> **What the task asks**
Without the pictures, copy the entries below word for word.

====

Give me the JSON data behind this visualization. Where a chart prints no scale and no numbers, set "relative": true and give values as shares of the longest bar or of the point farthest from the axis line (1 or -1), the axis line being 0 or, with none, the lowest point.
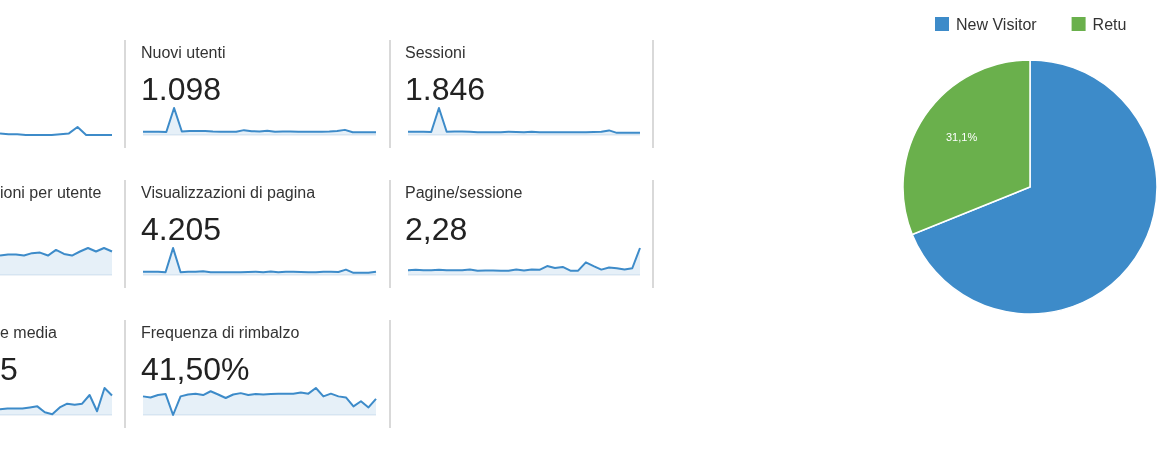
{
  "chart_data": [
    {
      "type": "line",
      "relative": true,
      "categories": [
        null,
        null,
        null,
        null,
        null,
        null,
        null,
        null,
        null,
        null,
        null,
        null,
        null,
        null
      ],
      "values": [
        0.2,
        0.1,
        0.1,
        0,
        0,
        0,
        0,
        0.1,
        0.2,
        1,
        0,
        0,
        0,
        0
      ],
      "color": "#3d8bc9"
    },
    {
      "type": "area",
      "relative": true,
      "title": "Nuovi utenti",
      "subtitle": "1.098",
      "categories": [
        null,
        null,
        null,
        null,
        null,
        null,
        null,
        null,
        null,
        null,
        null,
        null,
        null,
        null,
        null,
        null,
        null,
        null,
        null,
        null,
        null,
        null,
        null,
        null,
        null,
        null,
        null,
        null,
        null,
        null,
        null
      ],
      "values": [
        0.12,
        0.12,
        0.12,
        0.11,
        1,
        0.13,
        0.15,
        0.15,
        0.15,
        0.13,
        0.12,
        0.12,
        0.12,
        0.18,
        0.14,
        0.13,
        0.16,
        0.12,
        0.13,
        0.13,
        0.12,
        0.12,
        0.12,
        0.12,
        0.13,
        0.15,
        0.19,
        0.1,
        0.1,
        0.1,
        0.1
      ],
      "color": "#3d8bc9"
    },
    {
      "type": "area",
      "relative": true,
      "title": "Sessioni",
      "subtitle": "1.846",
      "categories": [
        null,
        null,
        null,
        null,
        null,
        null,
        null,
        null,
        null,
        null,
        null,
        null,
        null,
        null,
        null,
        null,
        null,
        null,
        null,
        null,
        null,
        null,
        null,
        null,
        null,
        null,
        null,
        null,
        null,
        null,
        null
      ],
      "values": [
        0.12,
        0.12,
        0.12,
        0.11,
        1,
        0.12,
        0.13,
        0.13,
        0.12,
        0.1,
        0.1,
        0.1,
        0.1,
        0.12,
        0.11,
        0.1,
        0.12,
        0.1,
        0.1,
        0.1,
        0.1,
        0.1,
        0.1,
        0.1,
        0.11,
        0.12,
        0.17,
        0.08,
        0.08,
        0.08,
        0.08
      ],
      "color": "#3d8bc9"
    },
    {
      "type": "pie",
      "categories": [
        "New Visitor",
        "Retu"
      ],
      "values": [
        68.9,
        31.1
      ],
      "colors": [
        "#3d8bc9",
        "#6ab04c"
      ],
      "value_labels": [
        null,
        "31,1%"
      ],
      "legend": "top"
    },
    {
      "type": "area",
      "relative": true,
      "title": "ioni per utente",
      "categories": [
        null,
        null,
        null,
        null,
        null,
        null,
        null,
        null,
        null,
        null,
        null,
        null,
        null,
        null,
        null
      ],
      "values": [
        0.72,
        0.76,
        0.76,
        0.72,
        0.81,
        0.83,
        0.72,
        0.93,
        0.78,
        0.72,
        0.87,
        1,
        0.87,
        1,
        0.87
      ],
      "color": "#3d8bc9"
    },
    {
      "type": "area",
      "relative": true,
      "title": "Visualizzazioni di pagina",
      "subtitle": "4.205",
      "categories": [
        null,
        null,
        null,
        null,
        null,
        null,
        null,
        null,
        null,
        null,
        null,
        null,
        null,
        null,
        null,
        null,
        null,
        null,
        null,
        null,
        null,
        null,
        null,
        null,
        null,
        null,
        null,
        null,
        null,
        null,
        null,
        null
      ],
      "values": [
        0.12,
        0.12,
        0.12,
        0.1,
        1,
        0.1,
        0.12,
        0.12,
        0.14,
        0.1,
        0.1,
        0.1,
        0.1,
        0.1,
        0.11,
        0.12,
        0.1,
        0.13,
        0.1,
        0.12,
        0.12,
        0.11,
        0.1,
        0.1,
        0.12,
        0.12,
        0.11,
        0.2,
        0.08,
        0.08,
        0.08,
        0.12
      ],
      "color": "#3d8bc9"
    },
    {
      "type": "area",
      "relative": true,
      "title": "Pagine/sessione",
      "subtitle": "2,28",
      "categories": [
        null,
        null,
        null,
        null,
        null,
        null,
        null,
        null,
        null,
        null,
        null,
        null,
        null,
        null,
        null,
        null,
        null,
        null,
        null,
        null,
        null,
        null,
        null,
        null,
        null,
        null,
        null,
        null,
        null,
        null,
        null
      ],
      "values": [
        0.18,
        0.19,
        0.18,
        0.18,
        0.19,
        0.18,
        0.18,
        0.18,
        0.2,
        0.16,
        0.17,
        0.17,
        0.16,
        0.16,
        0.2,
        0.17,
        0.2,
        0.19,
        0.33,
        0.26,
        0.3,
        0.16,
        0.16,
        0.47,
        0.33,
        0.2,
        0.28,
        0.25,
        0.2,
        0.25,
        1
      ],
      "color": "#3d8bc9"
    },
    {
      "type": "area",
      "relative": true,
      "title": "e media",
      "subtitle": "5",
      "categories": [
        null,
        null,
        null,
        null,
        null,
        null,
        null,
        null,
        null,
        null,
        null,
        null,
        null,
        null,
        null,
        null
      ],
      "values": [
        0.21,
        0.24,
        0.24,
        0.24,
        0.28,
        0.32,
        0.1,
        0.03,
        0.28,
        0.42,
        0.38,
        0.42,
        0.74,
        0.14,
        1,
        0.72
      ],
      "color": "#3d8bc9"
    },
    {
      "type": "area",
      "relative": true,
      "title": "Frequenza di rimbalzo",
      "subtitle": "41,50%",
      "categories": [
        null,
        null,
        null,
        null,
        null,
        null,
        null,
        null,
        null,
        null,
        null,
        null,
        null,
        null,
        null,
        null,
        null,
        null,
        null,
        null,
        null,
        null,
        null,
        null,
        null,
        null,
        null,
        null,
        null,
        null,
        null,
        null
      ],
      "values": [
        0.69,
        0.65,
        0.74,
        0.78,
        0,
        0.69,
        0.76,
        0.79,
        0.74,
        0.88,
        0.76,
        0.63,
        0.76,
        0.81,
        0.74,
        0.78,
        0.76,
        0.78,
        0.79,
        0.79,
        0.79,
        0.83,
        0.79,
        1,
        0.69,
        0.79,
        0.69,
        0.65,
        0.32,
        0.51,
        0.28,
        0.6
      ],
      "color": "#3d8bc9"
    }
  ]
}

====

> **Completed task**
Give me the JSON data behind this visualization. Where a chart prints no scale and no numbers, set "relative": true and give values as shares of the longest bar or of the point farthest from the axis line (1 or -1), the axis line being 0 or, with none, the lowest point.
{
  "chart_data": [
    {
      "type": "line",
      "relative": true,
      "categories": [
        null,
        null,
        null,
        null,
        null,
        null,
        null,
        null,
        null,
        null,
        null,
        null,
        null,
        null
      ],
      "values": [
        0.2,
        0.1,
        0.1,
        0,
        0,
        0,
        0,
        0.1,
        0.2,
        1,
        0,
        0,
        0,
        0
      ],
      "color": "#3d8bc9"
    },
    {
      "type": "area",
      "relative": true,
      "title": "Nuovi utenti",
      "subtitle": "1.098",
      "categories": [
        null,
        null,
        null,
        null,
        null,
        null,
        null,
        null,
        null,
        null,
        null,
        null,
        null,
        null,
        null,
        null,
        null,
        null,
        null,
        null,
        null,
        null,
        null,
        null,
        null,
        null,
        null,
        null,
        null,
        null,
        null
      ],
      "values": [
        0.12,
        0.12,
        0.12,
        0.11,
        1,
        0.13,
        0.15,
        0.15,
        0.15,
        0.13,
        0.12,
        0.12,
        0.12,
        0.18,
        0.14,
        0.13,
        0.16,
        0.12,
        0.13,
        0.13,
        0.12,
        0.12,
        0.12,
        0.12,
        0.13,
        0.15,
        0.19,
        0.1,
        0.1,
        0.1,
        0.1
      ],
      "color": "#3d8bc9"
    },
    {
      "type": "area",
      "relative": true,
      "title": "Sessioni",
      "subtitle": "1.846",
      "categories": [
        null,
        null,
        null,
        null,
        null,
        null,
        null,
        null,
        null,
        null,
        null,
        null,
        null,
        null,
        null,
        null,
        null,
        null,
        null,
        null,
        null,
        null,
        null,
        null,
        null,
        null,
        null,
        null,
        null,
        null,
        null
      ],
      "values": [
        0.12,
        0.12,
        0.12,
        0.11,
        1,
        0.12,
        0.13,
        0.13,
        0.12,
        0.1,
        0.1,
        0.1,
        0.1,
        0.12,
        0.11,
        0.1,
        0.12,
        0.1,
        0.1,
        0.1,
        0.1,
        0.1,
        0.1,
        0.1,
        0.11,
        0.12,
        0.17,
        0.08,
        0.08,
        0.08,
        0.08
      ],
      "color": "#3d8bc9"
    },
    {
      "type": "pie",
      "categories": [
        "New Visitor",
        "Retu"
      ],
      "values": [
        68.9,
        31.1
      ],
      "colors": [
        "#3d8bc9",
        "#6ab04c"
      ],
      "value_labels": [
        null,
        "31,1%"
      ],
      "legend": "top"
    },
    {
      "type": "area",
      "relative": true,
      "title": "ioni per utente",
      "categories": [
        null,
        null,
        null,
        null,
        null,
        null,
        null,
        null,
        null,
        null,
        null,
        null,
        null,
        null,
        null
      ],
      "values": [
        0.72,
        0.76,
        0.76,
        0.72,
        0.81,
        0.83,
        0.72,
        0.93,
        0.78,
        0.72,
        0.87,
        1,
        0.87,
        1,
        0.87
      ],
      "color": "#3d8bc9"
    },
    {
      "type": "area",
      "relative": true,
      "title": "Visualizzazioni di pagina",
      "subtitle": "4.205",
      "categories": [
        null,
        null,
        null,
        null,
        null,
        null,
        null,
        null,
        null,
        null,
        null,
        null,
        null,
        null,
        null,
        null,
        null,
        null,
        null,
        null,
        null,
        null,
        null,
        null,
        null,
        null,
        null,
        null,
        null,
        null,
        null,
        null
      ],
      "values": [
        0.12,
        0.12,
        0.12,
        0.1,
        1,
        0.1,
        0.12,
        0.12,
        0.14,
        0.1,
        0.1,
        0.1,
        0.1,
        0.1,
        0.11,
        0.12,
        0.1,
        0.13,
        0.1,
        0.12,
        0.12,
        0.11,
        0.1,
        0.1,
        0.12,
        0.12,
        0.11,
        0.2,
        0.08,
        0.08,
        0.08,
        0.12
      ],
      "color": "#3d8bc9"
    },
    {
      "type": "area",
      "relative": true,
      "title": "Pagine/sessione",
      "subtitle": "2,28",
      "categories": [
        null,
        null,
        null,
        null,
        null,
        null,
        null,
        null,
        null,
        null,
        null,
        null,
        null,
        null,
        null,
        null,
        null,
        null,
        null,
        null,
        null,
        null,
        null,
        null,
        null,
        null,
        null,
        null,
        null,
        null,
        null
      ],
      "values": [
        0.18,
        0.19,
        0.18,
        0.18,
        0.19,
        0.18,
        0.18,
        0.18,
        0.2,
        0.16,
        0.17,
        0.17,
        0.16,
        0.16,
        0.2,
        0.17,
        0.2,
        0.19,
        0.33,
        0.26,
        0.3,
        0.16,
        0.16,
        0.47,
        0.33,
        0.2,
        0.28,
        0.25,
        0.2,
        0.25,
        1
      ],
      "color": "#3d8bc9"
    },
    {
      "type": "area",
      "relative": true,
      "title": "e media",
      "subtitle": "5",
      "categories": [
        null,
        null,
        null,
        null,
        null,
        null,
        null,
        null,
        null,
        null,
        null,
        null,
        null,
        null,
        null,
        null
      ],
      "values": [
        0.21,
        0.24,
        0.24,
        0.24,
        0.28,
        0.32,
        0.1,
        0.03,
        0.28,
        0.42,
        0.38,
        0.42,
        0.74,
        0.14,
        1,
        0.72
      ],
      "color": "#3d8bc9"
    },
    {
      "type": "area",
      "relative": true,
      "title": "Frequenza di rimbalzo",
      "subtitle": "41,50%",
      "categories": [
        null,
        null,
        null,
        null,
        null,
        null,
        null,
        null,
        null,
        null,
        null,
        null,
        null,
        null,
        null,
        null,
        null,
        null,
        null,
        null,
        null,
        null,
        null,
        null,
        null,
        null,
        null,
        null,
        null,
        null,
        null,
        null
      ],
      "values": [
        0.69,
        0.65,
        0.74,
        0.78,
        0,
        0.69,
        0.76,
        0.79,
        0.74,
        0.88,
        0.76,
        0.63,
        0.76,
        0.81,
        0.74,
        0.78,
        0.76,
        0.78,
        0.79,
        0.79,
        0.79,
        0.83,
        0.79,
        1,
        0.69,
        0.79,
        0.69,
        0.65,
        0.32,
        0.51,
        0.28,
        0.6
      ],
      "color": "#3d8bc9"
    }
  ]
}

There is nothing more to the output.